### Written problem
Every line below that mentions the word "title" should be copied out.

### Recorded data

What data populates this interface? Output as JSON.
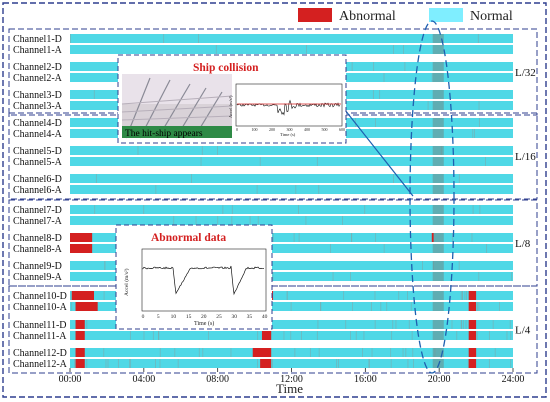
{
  "chart_data": {
    "type": "heatmap",
    "xlabel": "Time",
    "x_ticks": [
      "00:00",
      "04:00",
      "08:00",
      "12:00",
      "16:00",
      "20:00",
      "24:00"
    ],
    "x_range_hours": [
      0,
      24
    ],
    "legend": {
      "placement": "top-right",
      "entries": [
        "Abnormal",
        "Normal"
      ]
    },
    "colors": {
      "abnormal": "#d42020",
      "normal": "#4fd8e6",
      "frame": "#2f3f8f",
      "dark_band": "#6e8a86"
    },
    "channels": [
      "Channel1-D",
      "Channel1-A",
      "Channel2-D",
      "Channel2-A",
      "Channel3-D",
      "Channel3-A",
      "Channel4-D",
      "Channel4-A",
      "Channel5-D",
      "Channel5-A",
      "Channel6-D",
      "Channel6-A",
      "Channel7-D",
      "Channel7-A",
      "Channel8-D",
      "Channel8-A",
      "Channel9-D",
      "Channel9-A",
      "Channel10-D",
      "Channel10-A",
      "Channel11-D",
      "Channel11-A",
      "Channel12-D",
      "Channel12-A"
    ],
    "groups": [
      {
        "label": "L/32",
        "channels": [
          0,
          5
        ]
      },
      {
        "label": "L/16",
        "channels": [
          6,
          11
        ]
      },
      {
        "label": "L/8",
        "channels": [
          12,
          17
        ]
      },
      {
        "label": "L/4",
        "channels": [
          18,
          23
        ]
      }
    ],
    "abnormal_intervals_hours": {
      "Channel8-D": [
        [
          0.0,
          1.2
        ],
        [
          19.6,
          19.7
        ]
      ],
      "Channel8-A": [
        [
          0.0,
          1.2
        ]
      ],
      "Channel10-D": [
        [
          0.1,
          1.3
        ],
        [
          10.0,
          11.0
        ],
        [
          21.6,
          22.0
        ]
      ],
      "Channel10-A": [
        [
          0.3,
          1.5
        ],
        [
          21.6,
          22.0
        ]
      ],
      "Channel11-D": [
        [
          0.3,
          0.8
        ],
        [
          9.9,
          10.9
        ],
        [
          21.6,
          22.0
        ]
      ],
      "Channel11-A": [
        [
          0.3,
          0.8
        ],
        [
          10.4,
          10.9
        ],
        [
          21.6,
          22.0
        ]
      ],
      "Channel12-D": [
        [
          0.3,
          0.8
        ],
        [
          9.9,
          10.9
        ],
        [
          21.6,
          22.0
        ]
      ],
      "Channel12-A": [
        [
          0.3,
          0.8
        ],
        [
          10.3,
          10.9
        ],
        [
          21.6,
          22.0
        ]
      ]
    },
    "annotations": {
      "ship_collision": {
        "title": "Ship collision",
        "photo_caption": "The hit-ship appears",
        "ylabel": "Accel (m/s²)",
        "xlabel": "Time (s)",
        "x_ticks": [
          "0",
          "100",
          "200",
          "300",
          "400",
          "500",
          "600"
        ]
      },
      "abnormal_data": {
        "title": "Abnormal data",
        "ylabel": "Accel (m/s²)",
        "xlabel": "Time (s)",
        "x_ticks": [
          "0",
          "5",
          "10",
          "15",
          "20",
          "25",
          "30",
          "35",
          "40"
        ]
      },
      "highlight_time_hours": 20.0
    }
  }
}
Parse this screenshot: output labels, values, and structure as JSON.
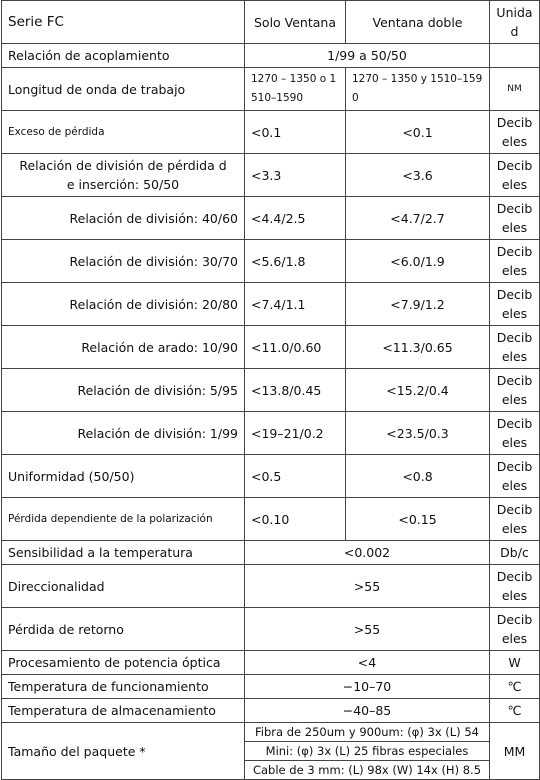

### Complete answer
        "title": "Ship collision",
        "title": "Abnormal data",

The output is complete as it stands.